Restate all of the entries exactly, dropping any pictures they hold.
* begin Records for this exercise *
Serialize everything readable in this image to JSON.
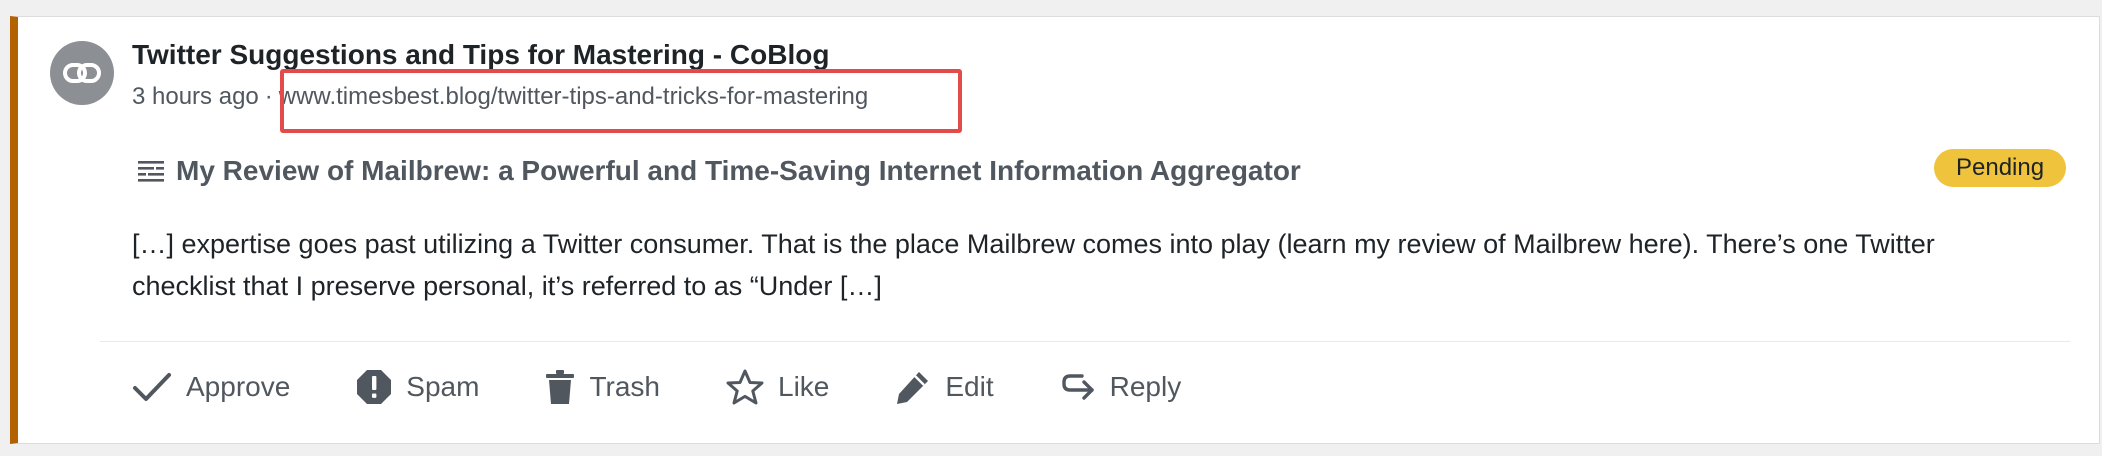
{
  "comment": {
    "title": "Twitter Suggestions and Tips for Mastering - CoBlog",
    "time": "3 hours ago",
    "separator": "·",
    "url": "www.timesbest.blog/twitter-tips-and-tricks-for-mastering",
    "post_title": "My Review of Mailbrew: a Powerful and Time-Saving Internet Information Aggregator",
    "status": "Pending",
    "excerpt": "[…] expertise goes past utilizing a Twitter consumer. That is the place Mailbrew comes into play (learn my review of Mailbrew here). There’s one Twitter checklist that I preserve personal, it’s referred to as “Under […]"
  },
  "actions": {
    "approve": "Approve",
    "spam": "Spam",
    "trash": "Trash",
    "like": "Like",
    "edit": "Edit",
    "reply": "Reply"
  },
  "colors": {
    "pending_border": "#b26200",
    "badge": "#f0c33c",
    "highlight": "#e14b4b"
  },
  "icons": [
    "link-icon",
    "post-icon",
    "check-icon",
    "spam-icon",
    "trash-icon",
    "star-icon",
    "pencil-icon",
    "reply-icon"
  ]
}
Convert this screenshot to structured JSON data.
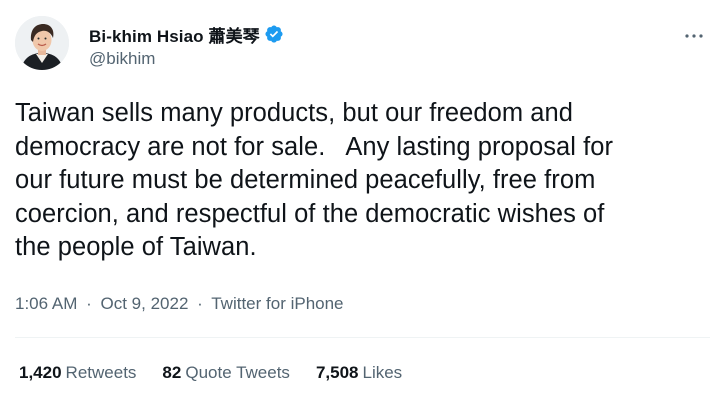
{
  "author": {
    "display_name": "Bi-khim Hsiao 蕭美琴",
    "handle": "@bikhim",
    "verified_icon": "verified-badge-icon",
    "avatar_icon": "user-avatar"
  },
  "tweet": {
    "text": "Taiwan sells many products, but our freedom and\ndemocracy are not for sale.   Any lasting proposal for\nour future must be determined peacefully, free from\ncoercion, and respectful of the democratic wishes of\nthe people of Taiwan."
  },
  "meta": {
    "time": "1:06 AM",
    "separator": "·",
    "date": "Oct 9, 2022",
    "source": "Twitter for iPhone"
  },
  "stats": [
    {
      "count": "1,420",
      "label": "Retweets"
    },
    {
      "count": "82",
      "label": "Quote Tweets"
    },
    {
      "count": "7,508",
      "label": "Likes"
    }
  ],
  "colors": {
    "text_primary": "#0f1419",
    "text_secondary": "#536471",
    "verified_blue": "#1d9bf0",
    "divider": "#eff3f4"
  },
  "icons": {
    "more": "more-dots-icon"
  }
}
* end Records for this exercise *
Exercise output:
Serialize everything readable in this image to JSON.
{
  "comment": {
    "title": "Twitter Suggestions and Tips for Mastering - CoBlog",
    "time": "3 hours ago",
    "separator": "·",
    "url": "www.timesbest.blog/twitter-tips-and-tricks-for-mastering",
    "post_title": "My Review of Mailbrew: a Powerful and Time-Saving Internet Information Aggregator",
    "status": "Pending",
    "excerpt": "[…] expertise goes past utilizing a Twitter consumer. That is the place Mailbrew comes into play (learn my review of Mailbrew here). There’s one Twitter checklist that I preserve personal, it’s referred to as “Under […]"
  },
  "actions": {
    "approve": "Approve",
    "spam": "Spam",
    "trash": "Trash",
    "like": "Like",
    "edit": "Edit",
    "reply": "Reply"
  },
  "colors": {
    "pending_border": "#b26200",
    "badge": "#f0c33c",
    "highlight": "#e14b4b"
  },
  "icons": [
    "link-icon",
    "post-icon",
    "check-icon",
    "spam-icon",
    "trash-icon",
    "star-icon",
    "pencil-icon",
    "reply-icon"
  ]
}
Convert this screenshot to structured JSON data.
{
  "author": {
    "display_name": "Bi-khim Hsiao 蕭美琴",
    "handle": "@bikhim",
    "verified_icon": "verified-badge-icon",
    "avatar_icon": "user-avatar"
  },
  "tweet": {
    "text": "Taiwan sells many products, but our freedom and\ndemocracy are not for sale.   Any lasting proposal for\nour future must be determined peacefully, free from\ncoercion, and respectful of the democratic wishes of\nthe people of Taiwan."
  },
  "meta": {
    "time": "1:06 AM",
    "separator": "·",
    "date": "Oct 9, 2022",
    "source": "Twitter for iPhone"
  },
  "stats": [
    {
      "count": "1,420",
      "label": "Retweets"
    },
    {
      "count": "82",
      "label": "Quote Tweets"
    },
    {
      "count": "7,508",
      "label": "Likes"
    }
  ],
  "colors": {
    "text_primary": "#0f1419",
    "text_secondary": "#536471",
    "verified_blue": "#1d9bf0",
    "divider": "#eff3f4"
  },
  "icons": {
    "more": "more-dots-icon"
  }
}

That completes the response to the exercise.